## Objective:
Every line of the material is to be quoted verbatim, minus the pictures.

## Given data:
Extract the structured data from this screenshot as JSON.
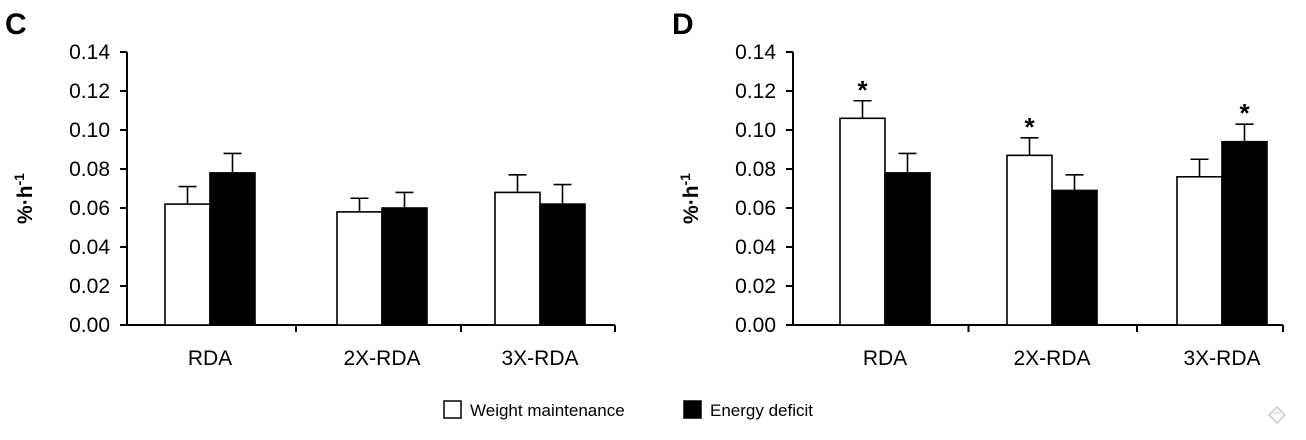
{
  "chart_data": [
    {
      "panel": "C",
      "type": "bar",
      "ylabel_main": "%·h",
      "ylabel_sup": "-1",
      "yticks": [
        "0.00",
        "0.02",
        "0.04",
        "0.06",
        "0.08",
        "0.10",
        "0.12",
        "0.14"
      ],
      "ylim": [
        0,
        0.14
      ],
      "categories": [
        "RDA",
        "2X-RDA",
        "3X-RDA"
      ],
      "series": [
        {
          "name": "Weight maintenance",
          "color": "#ffffff",
          "values": [
            0.062,
            0.058,
            0.068
          ],
          "errors": [
            0.009,
            0.007,
            0.009
          ],
          "significant": [
            false,
            false,
            false
          ]
        },
        {
          "name": "Energy deficit",
          "color": "#000000",
          "values": [
            0.078,
            0.06,
            0.062
          ],
          "errors": [
            0.01,
            0.008,
            0.01
          ],
          "significant": [
            false,
            false,
            false
          ]
        }
      ]
    },
    {
      "panel": "D",
      "type": "bar",
      "ylabel_main": "%·h",
      "ylabel_sup": "-1",
      "yticks": [
        "0.00",
        "0.02",
        "0.04",
        "0.06",
        "0.08",
        "0.10",
        "0.12",
        "0.14"
      ],
      "ylim": [
        0,
        0.14
      ],
      "categories": [
        "RDA",
        "2X-RDA",
        "3X-RDA"
      ],
      "series": [
        {
          "name": "Weight maintenance",
          "color": "#ffffff",
          "values": [
            0.106,
            0.087,
            0.076
          ],
          "errors": [
            0.009,
            0.009,
            0.009
          ],
          "significant": [
            true,
            true,
            false
          ]
        },
        {
          "name": "Energy deficit",
          "color": "#000000",
          "values": [
            0.078,
            0.069,
            0.094
          ],
          "errors": [
            0.01,
            0.008,
            0.009
          ],
          "significant": [
            false,
            false,
            true
          ]
        }
      ]
    }
  ],
  "legend": [
    {
      "label": "Weight maintenance",
      "color": "#ffffff"
    },
    {
      "label": "Energy deficit",
      "color": "#000000"
    }
  ],
  "significance_marker": "*"
}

## Exercise answer:
Extract the structured data from this screenshot as JSON.
{
  "chart_data": [
    {
      "panel": "C",
      "type": "bar",
      "ylabel_main": "%·h",
      "ylabel_sup": "-1",
      "yticks": [
        "0.00",
        "0.02",
        "0.04",
        "0.06",
        "0.08",
        "0.10",
        "0.12",
        "0.14"
      ],
      "ylim": [
        0,
        0.14
      ],
      "categories": [
        "RDA",
        "2X-RDA",
        "3X-RDA"
      ],
      "series": [
        {
          "name": "Weight maintenance",
          "color": "#ffffff",
          "values": [
            0.062,
            0.058,
            0.068
          ],
          "errors": [
            0.009,
            0.007,
            0.009
          ],
          "significant": [
            false,
            false,
            false
          ]
        },
        {
          "name": "Energy deficit",
          "color": "#000000",
          "values": [
            0.078,
            0.06,
            0.062
          ],
          "errors": [
            0.01,
            0.008,
            0.01
          ],
          "significant": [
            false,
            false,
            false
          ]
        }
      ]
    },
    {
      "panel": "D",
      "type": "bar",
      "ylabel_main": "%·h",
      "ylabel_sup": "-1",
      "yticks": [
        "0.00",
        "0.02",
        "0.04",
        "0.06",
        "0.08",
        "0.10",
        "0.12",
        "0.14"
      ],
      "ylim": [
        0,
        0.14
      ],
      "categories": [
        "RDA",
        "2X-RDA",
        "3X-RDA"
      ],
      "series": [
        {
          "name": "Weight maintenance",
          "color": "#ffffff",
          "values": [
            0.106,
            0.087,
            0.076
          ],
          "errors": [
            0.009,
            0.009,
            0.009
          ],
          "significant": [
            true,
            true,
            false
          ]
        },
        {
          "name": "Energy deficit",
          "color": "#000000",
          "values": [
            0.078,
            0.069,
            0.094
          ],
          "errors": [
            0.01,
            0.008,
            0.009
          ],
          "significant": [
            false,
            false,
            true
          ]
        }
      ]
    }
  ],
  "legend": [
    {
      "label": "Weight maintenance",
      "color": "#ffffff"
    },
    {
      "label": "Energy deficit",
      "color": "#000000"
    }
  ],
  "significance_marker": "*"
}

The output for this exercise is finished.